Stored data

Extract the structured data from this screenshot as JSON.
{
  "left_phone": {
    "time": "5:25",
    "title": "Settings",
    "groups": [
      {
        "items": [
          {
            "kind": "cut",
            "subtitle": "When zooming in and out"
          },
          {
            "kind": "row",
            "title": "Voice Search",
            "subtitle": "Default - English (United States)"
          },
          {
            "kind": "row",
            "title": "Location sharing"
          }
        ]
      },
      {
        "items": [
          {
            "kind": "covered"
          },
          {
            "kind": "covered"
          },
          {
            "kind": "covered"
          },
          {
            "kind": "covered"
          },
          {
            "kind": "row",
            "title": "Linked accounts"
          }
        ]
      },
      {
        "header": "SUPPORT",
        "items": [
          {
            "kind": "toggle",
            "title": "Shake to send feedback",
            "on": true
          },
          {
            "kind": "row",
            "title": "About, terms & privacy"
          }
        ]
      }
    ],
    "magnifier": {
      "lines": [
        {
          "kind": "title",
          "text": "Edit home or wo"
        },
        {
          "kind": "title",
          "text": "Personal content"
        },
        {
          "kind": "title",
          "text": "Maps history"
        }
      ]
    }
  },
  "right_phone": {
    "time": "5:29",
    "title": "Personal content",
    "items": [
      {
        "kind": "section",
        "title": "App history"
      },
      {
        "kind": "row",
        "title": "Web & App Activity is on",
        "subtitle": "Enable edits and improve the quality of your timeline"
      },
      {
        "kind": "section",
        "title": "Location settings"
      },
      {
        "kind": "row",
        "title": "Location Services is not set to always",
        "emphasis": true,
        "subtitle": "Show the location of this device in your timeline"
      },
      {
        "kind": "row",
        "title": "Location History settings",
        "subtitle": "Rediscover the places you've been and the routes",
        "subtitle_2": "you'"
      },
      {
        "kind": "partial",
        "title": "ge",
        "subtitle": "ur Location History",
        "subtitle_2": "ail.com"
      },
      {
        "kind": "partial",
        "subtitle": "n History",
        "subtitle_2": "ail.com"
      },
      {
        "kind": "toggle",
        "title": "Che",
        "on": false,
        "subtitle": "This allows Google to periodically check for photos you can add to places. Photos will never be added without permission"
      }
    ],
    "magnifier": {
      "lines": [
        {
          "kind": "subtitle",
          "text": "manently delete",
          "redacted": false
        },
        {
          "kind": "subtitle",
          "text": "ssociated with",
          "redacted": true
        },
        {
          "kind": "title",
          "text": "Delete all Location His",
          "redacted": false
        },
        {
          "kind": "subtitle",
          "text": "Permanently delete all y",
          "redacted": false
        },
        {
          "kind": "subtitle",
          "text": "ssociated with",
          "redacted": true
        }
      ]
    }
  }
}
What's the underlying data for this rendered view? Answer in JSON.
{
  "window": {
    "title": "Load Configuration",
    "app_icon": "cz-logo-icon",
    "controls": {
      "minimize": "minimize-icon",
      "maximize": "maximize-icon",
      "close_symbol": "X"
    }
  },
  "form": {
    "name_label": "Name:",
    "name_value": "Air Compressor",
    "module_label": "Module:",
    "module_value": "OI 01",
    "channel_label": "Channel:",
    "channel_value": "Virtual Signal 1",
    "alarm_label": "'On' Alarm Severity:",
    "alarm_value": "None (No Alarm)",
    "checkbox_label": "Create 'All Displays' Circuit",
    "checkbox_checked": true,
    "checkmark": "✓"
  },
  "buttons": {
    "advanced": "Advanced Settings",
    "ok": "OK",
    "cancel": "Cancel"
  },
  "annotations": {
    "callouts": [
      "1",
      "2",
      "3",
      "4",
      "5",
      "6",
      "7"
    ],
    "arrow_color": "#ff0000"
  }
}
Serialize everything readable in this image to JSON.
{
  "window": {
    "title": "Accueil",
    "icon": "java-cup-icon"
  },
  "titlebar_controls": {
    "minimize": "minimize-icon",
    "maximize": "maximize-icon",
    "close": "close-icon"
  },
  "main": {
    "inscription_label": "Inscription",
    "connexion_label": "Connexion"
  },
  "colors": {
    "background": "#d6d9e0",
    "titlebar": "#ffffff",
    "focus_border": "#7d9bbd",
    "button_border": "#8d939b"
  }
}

**Work to complete:** Extract all of the data shown above and repeat it verbatim.

**The completed task:**
Extract the structured data from this screenshot as JSON.
{
  "left_phone": {
    "time": "5:25",
    "title": "Settings",
    "groups": [
      {
        "items": [
          {
            "kind": "cut",
            "subtitle": "When zooming in and out"
          },
          {
            "kind": "row",
            "title": "Voice Search",
            "subtitle": "Default - English (United States)"
          },
          {
            "kind": "row",
            "title": "Location sharing"
          }
        ]
      },
      {
        "items": [
          {
            "kind": "covered"
          },
          {
            "kind": "covered"
          },
          {
            "kind": "covered"
          },
          {
            "kind": "covered"
          },
          {
            "kind": "row",
            "title": "Linked accounts"
          }
        ]
      },
      {
        "header": "SUPPORT",
        "items": [
          {
            "kind": "toggle",
            "title": "Shake to send feedback",
            "on": true
          },
          {
            "kind": "row",
            "title": "About, terms & privacy"
          }
        ]
      }
    ],
    "magnifier": {
      "lines": [
        {
          "kind": "title",
          "text": "Edit home or wo"
        },
        {
          "kind": "title",
          "text": "Personal content"
        },
        {
          "kind": "title",
          "text": "Maps history"
        }
      ]
    }
  },
  "right_phone": {
    "time": "5:29",
    "title": "Personal content",
    "items": [
      {
        "kind": "section",
        "title": "App history"
      },
      {
        "kind": "row",
        "title": "Web & App Activity is on",
        "subtitle": "Enable edits and improve the quality of your timeline"
      },
      {
        "kind": "section",
        "title": "Location settings"
      },
      {
        "kind": "row",
        "title": "Location Services is not set to always",
        "emphasis": true,
        "subtitle": "Show the location of this device in your timeline"
      },
      {
        "kind": "row",
        "title": "Location History settings",
        "subtitle": "Rediscover the places you've been and the routes",
        "subtitle_2": "you'"
      },
      {
        "kind": "partial",
        "title": "ge",
        "subtitle": "ur Location History",
        "subtitle_2": "ail.com"
      },
      {
        "kind": "partial",
        "subtitle": "n History",
        "subtitle_2": "ail.com"
      },
      {
        "kind": "toggle",
        "title": "Che",
        "on": false,
        "subtitle": "This allows Google to periodically check for photos you can add to places. Photos will never be added without permission"
      }
    ],
    "magnifier": {
      "lines": [
        {
          "kind": "subtitle",
          "text": "manently delete",
          "redacted": false
        },
        {
          "kind": "subtitle",
          "text": "ssociated with",
          "redacted": true
        },
        {
          "kind": "title",
          "text": "Delete all Location His",
          "redacted": false
        },
        {
          "kind": "subtitle",
          "text": "Permanently delete all y",
          "redacted": false
        },
        {
          "kind": "subtitle",
          "text": "ssociated with",
          "redacted": true
        }
      ]
    }
  }
}
What's the underlying data for this rendered view? Answer in JSON.
{
  "window": {
    "title": "Load Configuration",
    "app_icon": "cz-logo-icon",
    "controls": {
      "minimize": "minimize-icon",
      "maximize": "maximize-icon",
      "close_symbol": "X"
    }
  },
  "form": {
    "name_label": "Name:",
    "name_value": "Air Compressor",
    "module_label": "Module:",
    "module_value": "OI 01",
    "channel_label": "Channel:",
    "channel_value": "Virtual Signal 1",
    "alarm_label": "'On' Alarm Severity:",
    "alarm_value": "None (No Alarm)",
    "checkbox_label": "Create 'All Displays' Circuit",
    "checkbox_checked": true,
    "checkmark": "✓"
  },
  "buttons": {
    "advanced": "Advanced Settings",
    "ok": "OK",
    "cancel": "Cancel"
  },
  "annotations": {
    "callouts": [
      "1",
      "2",
      "3",
      "4",
      "5",
      "6",
      "7"
    ],
    "arrow_color": "#ff0000"
  }
}
Serialize everything readable in this image to JSON.
{
  "window": {
    "title": "Accueil",
    "icon": "java-cup-icon"
  },
  "titlebar_controls": {
    "minimize": "minimize-icon",
    "maximize": "maximize-icon",
    "close": "close-icon"
  },
  "main": {
    "inscription_label": "Inscription",
    "connexion_label": "Connexion"
  },
  "colors": {
    "background": "#d6d9e0",
    "titlebar": "#ffffff",
    "focus_border": "#7d9bbd",
    "button_border": "#8d939b"
  }
}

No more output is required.